A block of data
════
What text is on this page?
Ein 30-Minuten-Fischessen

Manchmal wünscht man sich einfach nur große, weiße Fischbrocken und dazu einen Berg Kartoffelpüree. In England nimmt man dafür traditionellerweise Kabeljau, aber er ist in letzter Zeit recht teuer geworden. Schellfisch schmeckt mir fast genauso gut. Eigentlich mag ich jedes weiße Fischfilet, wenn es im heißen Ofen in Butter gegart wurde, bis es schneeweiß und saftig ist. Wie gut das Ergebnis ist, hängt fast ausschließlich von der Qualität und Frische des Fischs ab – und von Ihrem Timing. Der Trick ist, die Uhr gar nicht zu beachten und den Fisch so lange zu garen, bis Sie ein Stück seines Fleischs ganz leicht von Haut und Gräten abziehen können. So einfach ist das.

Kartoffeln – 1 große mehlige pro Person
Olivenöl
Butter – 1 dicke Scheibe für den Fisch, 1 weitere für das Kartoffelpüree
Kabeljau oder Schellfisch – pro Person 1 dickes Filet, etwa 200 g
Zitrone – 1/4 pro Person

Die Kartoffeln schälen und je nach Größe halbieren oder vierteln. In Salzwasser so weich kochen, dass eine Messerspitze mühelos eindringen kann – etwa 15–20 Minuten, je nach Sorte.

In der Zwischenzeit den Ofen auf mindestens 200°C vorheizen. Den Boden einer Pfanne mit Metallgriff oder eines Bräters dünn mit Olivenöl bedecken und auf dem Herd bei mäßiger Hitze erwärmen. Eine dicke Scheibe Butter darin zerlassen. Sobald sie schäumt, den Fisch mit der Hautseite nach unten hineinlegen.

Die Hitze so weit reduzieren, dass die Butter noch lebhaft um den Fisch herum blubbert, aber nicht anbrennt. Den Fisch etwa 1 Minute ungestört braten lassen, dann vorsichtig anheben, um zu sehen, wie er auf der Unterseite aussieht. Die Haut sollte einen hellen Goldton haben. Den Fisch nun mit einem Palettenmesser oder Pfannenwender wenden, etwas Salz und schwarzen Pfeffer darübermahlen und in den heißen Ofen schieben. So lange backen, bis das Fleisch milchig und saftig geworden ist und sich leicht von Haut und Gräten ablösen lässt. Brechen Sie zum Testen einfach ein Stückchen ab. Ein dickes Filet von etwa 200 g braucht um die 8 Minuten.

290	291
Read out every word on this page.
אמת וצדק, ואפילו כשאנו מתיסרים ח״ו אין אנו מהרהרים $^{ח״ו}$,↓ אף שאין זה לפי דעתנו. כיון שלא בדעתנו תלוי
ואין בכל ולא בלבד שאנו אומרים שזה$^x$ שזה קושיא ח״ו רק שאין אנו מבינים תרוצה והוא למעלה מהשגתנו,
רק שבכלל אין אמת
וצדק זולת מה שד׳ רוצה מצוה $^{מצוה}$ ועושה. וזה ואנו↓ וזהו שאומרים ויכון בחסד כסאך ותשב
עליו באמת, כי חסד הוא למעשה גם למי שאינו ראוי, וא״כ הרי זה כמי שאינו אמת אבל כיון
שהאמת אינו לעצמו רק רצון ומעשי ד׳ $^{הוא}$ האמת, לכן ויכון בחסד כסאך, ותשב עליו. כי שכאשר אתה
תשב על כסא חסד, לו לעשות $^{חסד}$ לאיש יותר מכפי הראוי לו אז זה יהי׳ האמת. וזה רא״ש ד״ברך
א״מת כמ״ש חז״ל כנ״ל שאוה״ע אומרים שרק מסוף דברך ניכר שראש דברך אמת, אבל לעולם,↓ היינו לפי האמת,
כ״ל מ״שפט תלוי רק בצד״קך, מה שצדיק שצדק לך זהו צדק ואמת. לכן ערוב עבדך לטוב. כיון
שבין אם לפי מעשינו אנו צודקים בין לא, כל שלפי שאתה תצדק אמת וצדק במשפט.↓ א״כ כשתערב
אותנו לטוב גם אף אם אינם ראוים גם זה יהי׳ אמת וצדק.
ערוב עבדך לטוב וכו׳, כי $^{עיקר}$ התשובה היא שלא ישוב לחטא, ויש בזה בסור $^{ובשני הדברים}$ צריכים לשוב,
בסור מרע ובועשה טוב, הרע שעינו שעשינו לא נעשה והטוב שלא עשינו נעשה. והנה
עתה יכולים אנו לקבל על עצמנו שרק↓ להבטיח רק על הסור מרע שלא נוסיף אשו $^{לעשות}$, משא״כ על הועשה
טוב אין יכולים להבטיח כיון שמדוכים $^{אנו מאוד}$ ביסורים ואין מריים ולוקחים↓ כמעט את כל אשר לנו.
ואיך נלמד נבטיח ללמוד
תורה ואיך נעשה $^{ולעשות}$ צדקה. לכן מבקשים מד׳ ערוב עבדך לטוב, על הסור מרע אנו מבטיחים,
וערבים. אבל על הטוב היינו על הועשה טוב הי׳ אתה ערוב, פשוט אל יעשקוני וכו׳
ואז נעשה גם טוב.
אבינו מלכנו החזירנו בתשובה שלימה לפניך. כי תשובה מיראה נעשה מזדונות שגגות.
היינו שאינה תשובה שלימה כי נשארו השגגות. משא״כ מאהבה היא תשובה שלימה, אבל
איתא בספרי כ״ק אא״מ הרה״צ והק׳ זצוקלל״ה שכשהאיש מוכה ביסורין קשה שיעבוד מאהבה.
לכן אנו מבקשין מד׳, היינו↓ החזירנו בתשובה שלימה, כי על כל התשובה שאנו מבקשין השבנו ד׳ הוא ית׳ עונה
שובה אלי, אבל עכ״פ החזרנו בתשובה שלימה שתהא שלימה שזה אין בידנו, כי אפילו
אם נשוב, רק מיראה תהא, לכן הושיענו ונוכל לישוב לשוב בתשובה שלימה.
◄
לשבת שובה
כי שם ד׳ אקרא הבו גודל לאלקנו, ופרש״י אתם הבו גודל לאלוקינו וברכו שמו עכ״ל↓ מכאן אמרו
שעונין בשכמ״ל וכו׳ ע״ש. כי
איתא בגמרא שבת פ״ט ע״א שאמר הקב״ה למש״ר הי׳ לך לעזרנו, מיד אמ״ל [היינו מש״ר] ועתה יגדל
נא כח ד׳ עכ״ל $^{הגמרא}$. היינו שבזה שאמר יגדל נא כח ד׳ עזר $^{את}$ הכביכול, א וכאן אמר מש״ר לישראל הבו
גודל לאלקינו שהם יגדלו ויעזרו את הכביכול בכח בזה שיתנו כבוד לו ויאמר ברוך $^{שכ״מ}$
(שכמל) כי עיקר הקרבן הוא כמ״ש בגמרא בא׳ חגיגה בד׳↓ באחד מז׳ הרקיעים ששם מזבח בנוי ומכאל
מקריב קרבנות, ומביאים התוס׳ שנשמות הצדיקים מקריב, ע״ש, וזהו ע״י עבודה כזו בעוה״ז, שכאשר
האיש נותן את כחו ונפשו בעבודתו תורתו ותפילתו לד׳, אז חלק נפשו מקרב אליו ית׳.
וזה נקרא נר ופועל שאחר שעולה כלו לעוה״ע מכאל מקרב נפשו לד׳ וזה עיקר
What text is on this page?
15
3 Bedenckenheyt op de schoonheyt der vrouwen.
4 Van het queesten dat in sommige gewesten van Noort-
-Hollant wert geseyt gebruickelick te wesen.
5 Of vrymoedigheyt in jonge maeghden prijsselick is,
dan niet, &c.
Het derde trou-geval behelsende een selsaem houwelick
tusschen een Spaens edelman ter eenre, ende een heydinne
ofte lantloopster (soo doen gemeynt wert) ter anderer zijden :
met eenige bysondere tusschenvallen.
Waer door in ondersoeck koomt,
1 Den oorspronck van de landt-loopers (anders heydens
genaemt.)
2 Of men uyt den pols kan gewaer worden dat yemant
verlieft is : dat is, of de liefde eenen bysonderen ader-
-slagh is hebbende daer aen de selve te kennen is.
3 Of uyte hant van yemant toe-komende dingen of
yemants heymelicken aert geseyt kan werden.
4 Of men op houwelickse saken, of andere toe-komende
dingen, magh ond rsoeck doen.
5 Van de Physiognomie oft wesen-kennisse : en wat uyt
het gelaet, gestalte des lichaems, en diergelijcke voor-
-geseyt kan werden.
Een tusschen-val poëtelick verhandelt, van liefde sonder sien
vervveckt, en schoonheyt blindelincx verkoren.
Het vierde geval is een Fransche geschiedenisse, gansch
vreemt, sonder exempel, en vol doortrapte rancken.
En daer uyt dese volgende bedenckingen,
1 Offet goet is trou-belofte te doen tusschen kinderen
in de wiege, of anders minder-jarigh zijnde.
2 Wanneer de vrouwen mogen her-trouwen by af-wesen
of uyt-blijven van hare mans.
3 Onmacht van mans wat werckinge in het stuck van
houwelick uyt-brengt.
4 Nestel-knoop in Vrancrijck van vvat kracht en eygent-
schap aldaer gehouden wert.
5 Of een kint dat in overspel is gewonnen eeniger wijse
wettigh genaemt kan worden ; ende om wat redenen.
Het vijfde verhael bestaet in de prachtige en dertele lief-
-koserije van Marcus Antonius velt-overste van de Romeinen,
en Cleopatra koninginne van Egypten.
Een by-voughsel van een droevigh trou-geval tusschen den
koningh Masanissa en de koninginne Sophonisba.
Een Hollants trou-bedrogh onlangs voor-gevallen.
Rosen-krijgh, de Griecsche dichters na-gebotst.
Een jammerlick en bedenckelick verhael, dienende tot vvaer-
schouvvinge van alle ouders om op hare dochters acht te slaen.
════
* [Task prompt]:
In the records, locate each line holding the string "נעשה" and copy it.

* [Answer for this exercise]:
בסור מרע ובועשה טוב, הרע שעינו שעשינו לא נעשה והטוב שלא עשינו נעשה. והנה
תורה ואיך נעשה $^{ולעשות}$ צדקה. לכן מבקשים מד׳ ערוב עבדך לטוב, על הסור מרע אנו מבטיחים,
ואז נעשה גם טוב.
אבינו מלכנו החזירנו בתשובה שלימה לפניך. כי תשובה מיראה נעשה מזדונות שגגות.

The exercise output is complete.